**Tasks for this exercise:**
1. In the biography of Andrei Krasov, which division did he serve as deputy commander of in 2008?
2. In the listing, rename "document-page" to "full-page-region" in the lines starting with the one containing "120, 237, 138]" and going on through the one containing "118, 840, 984]". Return only those lines, with everything else unchanged.

**Document text:**
************

Andrei Leonidovich Krasov (; born January 27, 1967) is a Russian Airborne Troops Colonel and a Hero of the Russian Federation. He is currently the commander of Ryazan Guards Higher Airborne Command School.

Biography 
Andrei Krasov was born on January 27, 1967, in Zemlyanka, Orenburg Oblast of RSFSR. In 1988, he graduated from Ryazan Airborne Troops Institute. Andrei Krasov began his military service in the 106th Guards Airborne Division, where he served until getting the position of commander of airborne battalion.

After finishing Frunze Academy in 2005, Andrei Krasov became the commander of the 234th Guards airborne regiment. In 2008, he was deputy commander of the 76th Airborne Division.

Colonel Krasov participated in combat operations during 2008 Georgian campaign. During the war, he was a commander of one of the battalion tactical task forces. His battalion was in vanguard of Gori offensive  and engaged with Georgian 1st mechanized brigade. On August 13 they have captured Georgian military base nearby the city of Gori. On September 5, 2008, Andrei Krasov was awarded Hero of the Russian Federation.

************

**Materials provided:**
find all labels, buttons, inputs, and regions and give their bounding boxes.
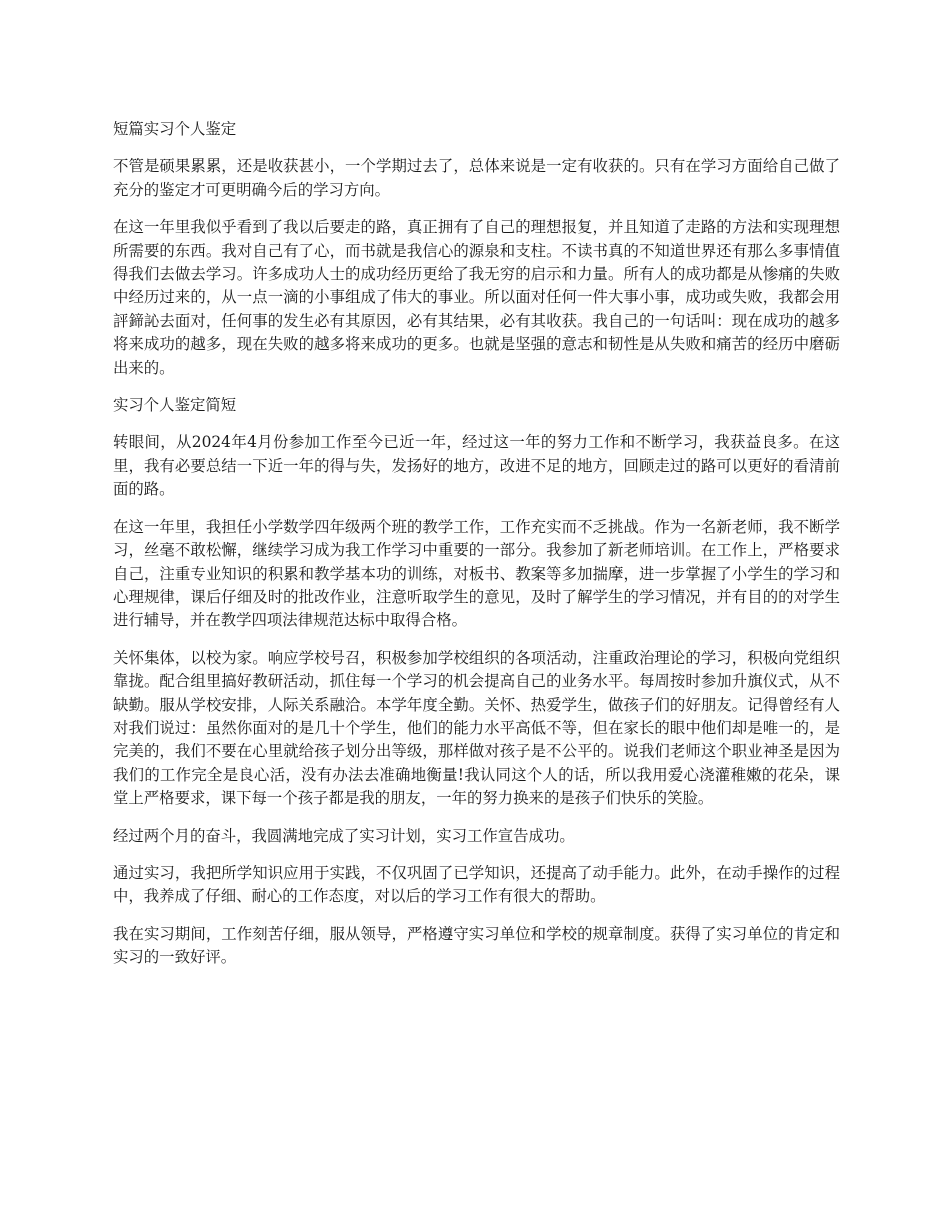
section-title-short-self-assessment: 短篇实习个人鉴定	[113, 120, 237, 138]
paragraph-completion: 经过两个月的奋斗，我圆满地完成了实习计划，实习工作宣告成功。	[113, 826, 575, 845]
document-page	[113, 118, 840, 984]
paragraph-intro: 不管是硕果累累，还是收获甚小，一个学期过去了，总体来说是一定有收获的。只有在学习方面给自己做了充分的鉴定才可更明确今后的学习方向。	[113, 157, 840, 199]
paragraph-reflection: 在这一年里我似乎看到了我以后要走的路，真正拥有了自己的理想报复，并且知道了走路的方法和实现理想所需要的东西。我对自己有了心，而书就是我信心的源泉和支柱。不读书真的不知道世界还有那么多事情值得我们去做去学习。许多成功人士的成功经历更给了我无穷的启示和力量。所有人的成功都是从惨痛的失败中经历过来的，从一点一滴的小事组成了伟大的事业。所以面对任何一件大事小事，成功或失败，我都会用評鍗訫去面对，任何事的发生必有其原因，必有其结果，必有其收获。我自己的一句话叫：现在成功的越多将来成功的越多，现在失败的越多将来成功的更多。也就是坚强的意志和韧性是从失败和痛苦的经历中磨砺出来的。	[113, 218, 840, 377]
paragraph-collective-care: 关怀集体，以校为家。响应学校号召，积极参加学校组织的各项活动，注重政治理论的学习，积极向党组织靠拢。配合组里搞好教研活动，抓住每一个学习的机会提高自己的业务水平。每周按时参加升旗仪式，从不缺勤。服从学校安排，人际关系融洽。本学年度全勤。关怀、热爱学生，做孩子们的好朋友。记得曾经有人对我们说过：虽然你面对的是几十个学生，他们的能力水平高低不等，但在家长的眼中他们却是唯一的，是完美的，我们不要在心里就给孩子划分出等级，那样做对孩子是不公平的。说我们老师这个职业神圣是因为我们的工作完全是良心活，没有办法去准确地衡量!我认同这个人的话，所以我用爱心浇灌稚嫩的花朵，课堂上严格要求，课下每一个孩子都是我的朋友，一年的努力换来的是孩子们快乐的笑脸。	[113, 648, 840, 808]
paragraph-teaching-work: 在这一年里，我担任小学数学四年级两个班的教学工作，工作充实而不乏挑战。作为一名新老师，我不断学习，丝毫不敢松懈，继续学习成为我工作学习中重要的一部分。我参加了新老师培训。在工作上，严格要求自己，注重专业知识的积累和教学基本功的训练，对板书、教案等多加揣摩，进一步掌握了小学生的学习和心理规律，课后仔细及时的批改作业，注意听取学生的意见，及时了解学生的学习情况，并有目的的对学生进行辅导，并在教学四项法律规范达标中取得合格。	[113, 517, 840, 630]
paragraph-practice-gains: 通过实习，我把所学知识应用于实践，不仅巩固了已学知识，还提高了动手能力。此外，在动手操作的过程中，我养成了仔细、耐心的工作态度，对以后的学习工作有很大的帮助。	[113, 863, 840, 906]
paragraph-conduct: 我在实习期间，工作刻苦仔细，服从领导，严格遵守实习单位和学校的规章制度。获得了实习单位的肯定和实习的一致好评。	[113, 924, 840, 967]
section-title-brief-self-assessment: 实习个人鉴定简短	[113, 396, 237, 415]
paragraph-year-summary: 转眼间，从2024年4月份参加工作至今已近一年，经过这一年的努力工作和不断学习，我获益良多。在这里，我有必要总结一下近一年的得与失，发扬好的地方，改进不足的地方，回顾走过的路可以更好的看清前面的路。	[113, 433, 840, 499]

************

**Worked answers:**
1. He was deputy commander of the 76th Airborne Division.

2.
section-title-short-self-assessment: 短篇实习个人鉴定	[113, 120, 237, 138]
paragraph-completion: 经过两个月的奋斗，我圆满地完成了实习计划，实习工作宣告成功。	[113, 826, 575, 845]
full-page-region	[113, 118, 840, 984]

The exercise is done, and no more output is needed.